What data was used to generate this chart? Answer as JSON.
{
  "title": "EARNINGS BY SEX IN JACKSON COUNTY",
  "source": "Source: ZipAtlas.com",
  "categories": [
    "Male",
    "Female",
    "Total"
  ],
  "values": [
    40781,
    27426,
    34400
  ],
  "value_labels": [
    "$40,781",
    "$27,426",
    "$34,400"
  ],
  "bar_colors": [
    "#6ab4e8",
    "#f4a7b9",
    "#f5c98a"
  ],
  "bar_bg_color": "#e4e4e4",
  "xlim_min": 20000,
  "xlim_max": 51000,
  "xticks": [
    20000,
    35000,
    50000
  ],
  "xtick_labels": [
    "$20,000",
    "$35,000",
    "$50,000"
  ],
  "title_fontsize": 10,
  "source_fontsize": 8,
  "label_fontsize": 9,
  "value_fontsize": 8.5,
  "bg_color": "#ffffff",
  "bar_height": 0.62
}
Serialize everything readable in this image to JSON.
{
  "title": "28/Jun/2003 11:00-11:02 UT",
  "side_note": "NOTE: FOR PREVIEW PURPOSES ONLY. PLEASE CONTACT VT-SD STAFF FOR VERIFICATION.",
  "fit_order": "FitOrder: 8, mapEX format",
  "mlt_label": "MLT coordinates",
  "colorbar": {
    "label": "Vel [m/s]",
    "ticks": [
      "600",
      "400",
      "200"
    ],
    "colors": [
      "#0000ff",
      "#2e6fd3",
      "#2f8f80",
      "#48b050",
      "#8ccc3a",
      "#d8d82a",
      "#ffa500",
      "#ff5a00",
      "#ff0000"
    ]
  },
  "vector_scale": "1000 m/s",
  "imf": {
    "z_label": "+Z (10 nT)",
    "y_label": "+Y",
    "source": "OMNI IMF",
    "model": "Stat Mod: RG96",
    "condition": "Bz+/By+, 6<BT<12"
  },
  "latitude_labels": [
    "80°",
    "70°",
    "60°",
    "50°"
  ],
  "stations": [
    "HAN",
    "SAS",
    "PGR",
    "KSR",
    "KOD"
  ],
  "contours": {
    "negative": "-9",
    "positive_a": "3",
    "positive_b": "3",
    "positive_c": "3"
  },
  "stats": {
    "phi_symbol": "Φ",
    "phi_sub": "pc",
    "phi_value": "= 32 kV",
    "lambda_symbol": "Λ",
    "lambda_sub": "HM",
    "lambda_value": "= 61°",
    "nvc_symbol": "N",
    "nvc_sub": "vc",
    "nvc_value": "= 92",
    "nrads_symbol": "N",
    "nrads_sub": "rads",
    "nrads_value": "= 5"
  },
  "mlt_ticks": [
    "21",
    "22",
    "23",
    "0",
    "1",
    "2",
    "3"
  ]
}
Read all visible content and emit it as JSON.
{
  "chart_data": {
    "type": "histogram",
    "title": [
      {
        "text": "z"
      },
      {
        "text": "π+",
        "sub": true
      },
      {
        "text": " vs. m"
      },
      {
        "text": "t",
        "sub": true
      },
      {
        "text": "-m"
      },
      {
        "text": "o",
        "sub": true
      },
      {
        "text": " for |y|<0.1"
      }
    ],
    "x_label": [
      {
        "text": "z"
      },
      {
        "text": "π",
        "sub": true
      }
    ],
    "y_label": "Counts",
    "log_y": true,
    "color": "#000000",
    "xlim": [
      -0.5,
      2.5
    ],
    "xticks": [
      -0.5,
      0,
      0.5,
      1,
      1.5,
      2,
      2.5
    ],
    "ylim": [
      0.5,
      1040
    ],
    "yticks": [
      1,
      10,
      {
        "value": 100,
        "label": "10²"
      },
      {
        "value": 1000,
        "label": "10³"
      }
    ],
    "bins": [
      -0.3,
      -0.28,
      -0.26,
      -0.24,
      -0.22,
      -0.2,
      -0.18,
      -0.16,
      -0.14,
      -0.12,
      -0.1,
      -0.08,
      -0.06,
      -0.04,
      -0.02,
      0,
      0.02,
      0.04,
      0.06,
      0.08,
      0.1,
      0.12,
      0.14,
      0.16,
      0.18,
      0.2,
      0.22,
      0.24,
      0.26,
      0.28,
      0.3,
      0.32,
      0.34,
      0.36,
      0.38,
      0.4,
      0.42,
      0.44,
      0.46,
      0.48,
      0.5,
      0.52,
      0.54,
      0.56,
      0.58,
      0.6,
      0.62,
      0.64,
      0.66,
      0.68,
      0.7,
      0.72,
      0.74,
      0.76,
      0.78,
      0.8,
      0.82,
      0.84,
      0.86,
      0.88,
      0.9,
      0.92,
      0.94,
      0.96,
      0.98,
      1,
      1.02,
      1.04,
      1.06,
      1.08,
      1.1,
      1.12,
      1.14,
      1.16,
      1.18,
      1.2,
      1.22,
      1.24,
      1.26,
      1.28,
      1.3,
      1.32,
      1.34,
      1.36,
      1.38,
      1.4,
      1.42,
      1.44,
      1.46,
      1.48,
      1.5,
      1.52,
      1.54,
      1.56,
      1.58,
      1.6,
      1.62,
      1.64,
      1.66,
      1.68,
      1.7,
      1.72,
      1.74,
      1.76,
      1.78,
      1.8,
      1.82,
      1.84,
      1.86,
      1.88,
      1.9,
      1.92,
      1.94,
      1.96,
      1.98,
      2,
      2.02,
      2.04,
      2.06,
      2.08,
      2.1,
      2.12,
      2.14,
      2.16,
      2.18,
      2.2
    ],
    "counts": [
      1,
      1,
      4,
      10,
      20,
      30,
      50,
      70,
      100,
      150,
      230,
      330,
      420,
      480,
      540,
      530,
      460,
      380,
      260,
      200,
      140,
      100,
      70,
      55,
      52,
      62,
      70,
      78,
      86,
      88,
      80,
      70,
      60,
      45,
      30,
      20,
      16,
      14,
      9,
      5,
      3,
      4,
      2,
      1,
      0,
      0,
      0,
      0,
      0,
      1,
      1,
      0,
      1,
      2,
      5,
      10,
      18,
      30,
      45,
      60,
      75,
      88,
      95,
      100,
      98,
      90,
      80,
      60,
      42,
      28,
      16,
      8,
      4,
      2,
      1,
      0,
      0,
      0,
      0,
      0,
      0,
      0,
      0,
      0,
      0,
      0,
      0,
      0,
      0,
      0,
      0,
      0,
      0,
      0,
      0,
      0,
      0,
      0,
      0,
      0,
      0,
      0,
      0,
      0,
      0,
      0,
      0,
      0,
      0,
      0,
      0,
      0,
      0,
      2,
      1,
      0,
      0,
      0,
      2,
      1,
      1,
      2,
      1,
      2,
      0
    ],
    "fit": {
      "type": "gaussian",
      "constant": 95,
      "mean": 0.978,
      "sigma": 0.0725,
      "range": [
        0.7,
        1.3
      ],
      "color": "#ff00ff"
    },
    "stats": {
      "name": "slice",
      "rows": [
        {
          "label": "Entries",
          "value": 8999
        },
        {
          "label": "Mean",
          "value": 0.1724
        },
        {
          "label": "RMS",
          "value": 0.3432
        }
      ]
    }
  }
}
___
Copy each line of the data above without altering a single character.

Solution for this problem
What data was used to generate this chart? Answer as JSON.
{
  "title": "EARNINGS BY SEX IN JACKSON COUNTY",
  "source": "Source: ZipAtlas.com",
  "categories": [
    "Male",
    "Female",
    "Total"
  ],
  "values": [
    40781,
    27426,
    34400
  ],
  "value_labels": [
    "$40,781",
    "$27,426",
    "$34,400"
  ],
  "bar_colors": [
    "#6ab4e8",
    "#f4a7b9",
    "#f5c98a"
  ],
  "bar_bg_color": "#e4e4e4",
  "xlim_min": 20000,
  "xlim_max": 51000,
  "xticks": [
    20000,
    35000,
    50000
  ],
  "xtick_labels": [
    "$20,000",
    "$35,000",
    "$50,000"
  ],
  "title_fontsize": 10,
  "source_fontsize": 8,
  "label_fontsize": 9,
  "value_fontsize": 8.5,
  "bg_color": "#ffffff",
  "bar_height": 0.62
}
Serialize everything readable in this image to JSON.
{
  "title": "28/Jun/2003 11:00-11:02 UT",
  "side_note": "NOTE: FOR PREVIEW PURPOSES ONLY. PLEASE CONTACT VT-SD STAFF FOR VERIFICATION.",
  "fit_order": "FitOrder: 8, mapEX format",
  "mlt_label": "MLT coordinates",
  "colorbar": {
    "label": "Vel [m/s]",
    "ticks": [
      "600",
      "400",
      "200"
    ],
    "colors": [
      "#0000ff",
      "#2e6fd3",
      "#2f8f80",
      "#48b050",
      "#8ccc3a",
      "#d8d82a",
      "#ffa500",
      "#ff5a00",
      "#ff0000"
    ]
  },
  "vector_scale": "1000 m/s",
  "imf": {
    "z_label": "+Z (10 nT)",
    "y_label": "+Y",
    "source": "OMNI IMF",
    "model": "Stat Mod: RG96",
    "condition": "Bz+/By+, 6<BT<12"
  },
  "latitude_labels": [
    "80°",
    "70°",
    "60°",
    "50°"
  ],
  "stations": [
    "HAN",
    "SAS",
    "PGR",
    "KSR",
    "KOD"
  ],
  "contours": {
    "negative": "-9",
    "positive_a": "3",
    "positive_b": "3",
    "positive_c": "3"
  },
  "stats": {
    "phi_symbol": "Φ",
    "phi_sub": "pc",
    "phi_value": "= 32 kV",
    "lambda_symbol": "Λ",
    "lambda_sub": "HM",
    "lambda_value": "= 61°",
    "nvc_symbol": "N",
    "nvc_sub": "vc",
    "nvc_value": "= 92",
    "nrads_symbol": "N",
    "nrads_sub": "rads",
    "nrads_value": "= 5"
  },
  "mlt_ticks": [
    "21",
    "22",
    "23",
    "0",
    "1",
    "2",
    "3"
  ]
}
Read all visible content and emit it as JSON.
{
  "chart_data": {
    "type": "histogram",
    "title": [
      {
        "text": "z"
      },
      {
        "text": "π+",
        "sub": true
      },
      {
        "text": " vs. m"
      },
      {
        "text": "t",
        "sub": true
      },
      {
        "text": "-m"
      },
      {
        "text": "o",
        "sub": true
      },
      {
        "text": " for |y|<0.1"
      }
    ],
    "x_label": [
      {
        "text": "z"
      },
      {
        "text": "π",
        "sub": true
      }
    ],
    "y_label": "Counts",
    "log_y": true,
    "color": "#000000",
    "xlim": [
      -0.5,
      2.5
    ],
    "xticks": [
      -0.5,
      0,
      0.5,
      1,
      1.5,
      2,
      2.5
    ],
    "ylim": [
      0.5,
      1040
    ],
    "yticks": [
      1,
      10,
      {
        "value": 100,
        "label": "10²"
      },
      {
        "value": 1000,
        "label": "10³"
      }
    ],
    "bins": [
      -0.3,
      -0.28,
      -0.26,
      -0.24,
      -0.22,
      -0.2,
      -0.18,
      -0.16,
      -0.14,
      -0.12,
      -0.1,
      -0.08,
      -0.06,
      -0.04,
      -0.02,
      0,
      0.02,
      0.04,
      0.06,
      0.08,
      0.1,
      0.12,
      0.14,
      0.16,
      0.18,
      0.2,
      0.22,
      0.24,
      0.26,
      0.28,
      0.3,
      0.32,
      0.34,
      0.36,
      0.38,
      0.4,
      0.42,
      0.44,
      0.46,
      0.48,
      0.5,
      0.52,
      0.54,
      0.56,
      0.58,
      0.6,
      0.62,
      0.64,
      0.66,
      0.68,
      0.7,
      0.72,
      0.74,
      0.76,
      0.78,
      0.8,
      0.82,
      0.84,
      0.86,
      0.88,
      0.9,
      0.92,
      0.94,
      0.96,
      0.98,
      1,
      1.02,
      1.04,
      1.06,
      1.08,
      1.1,
      1.12,
      1.14,
      1.16,
      1.18,
      1.2,
      1.22,
      1.24,
      1.26,
      1.28,
      1.3,
      1.32,
      1.34,
      1.36,
      1.38,
      1.4,
      1.42,
      1.44,
      1.46,
      1.48,
      1.5,
      1.52,
      1.54,
      1.56,
      1.58,
      1.6,
      1.62,
      1.64,
      1.66,
      1.68,
      1.7,
      1.72,
      1.74,
      1.76,
      1.78,
      1.8,
      1.82,
      1.84,
      1.86,
      1.88,
      1.9,
      1.92,
      1.94,
      1.96,
      1.98,
      2,
      2.02,
      2.04,
      2.06,
      2.08,
      2.1,
      2.12,
      2.14,
      2.16,
      2.18,
      2.2
    ],
    "counts": [
      1,
      1,
      4,
      10,
      20,
      30,
      50,
      70,
      100,
      150,
      230,
      330,
      420,
      480,
      540,
      530,
      460,
      380,
      260,
      200,
      140,
      100,
      70,
      55,
      52,
      62,
      70,
      78,
      86,
      88,
      80,
      70,
      60,
      45,
      30,
      20,
      16,
      14,
      9,
      5,
      3,
      4,
      2,
      1,
      0,
      0,
      0,
      0,
      0,
      1,
      1,
      0,
      1,
      2,
      5,
      10,
      18,
      30,
      45,
      60,
      75,
      88,
      95,
      100,
      98,
      90,
      80,
      60,
      42,
      28,
      16,
      8,
      4,
      2,
      1,
      0,
      0,
      0,
      0,
      0,
      0,
      0,
      0,
      0,
      0,
      0,
      0,
      0,
      0,
      0,
      0,
      0,
      0,
      0,
      0,
      0,
      0,
      0,
      0,
      0,
      0,
      0,
      0,
      0,
      0,
      0,
      0,
      0,
      0,
      0,
      0,
      0,
      0,
      2,
      1,
      0,
      0,
      0,
      2,
      1,
      1,
      2,
      1,
      2,
      0
    ],
    "fit": {
      "type": "gaussian",
      "constant": 95,
      "mean": 0.978,
      "sigma": 0.0725,
      "range": [
        0.7,
        1.3
      ],
      "color": "#ff00ff"
    },
    "stats": {
      "name": "slice",
      "rows": [
        {
          "label": "Entries",
          "value": 8999
        },
        {
          "label": "Mean",
          "value": 0.1724
        },
        {
          "label": "RMS",
          "value": 0.3432
        }
      ]
    }
  }
}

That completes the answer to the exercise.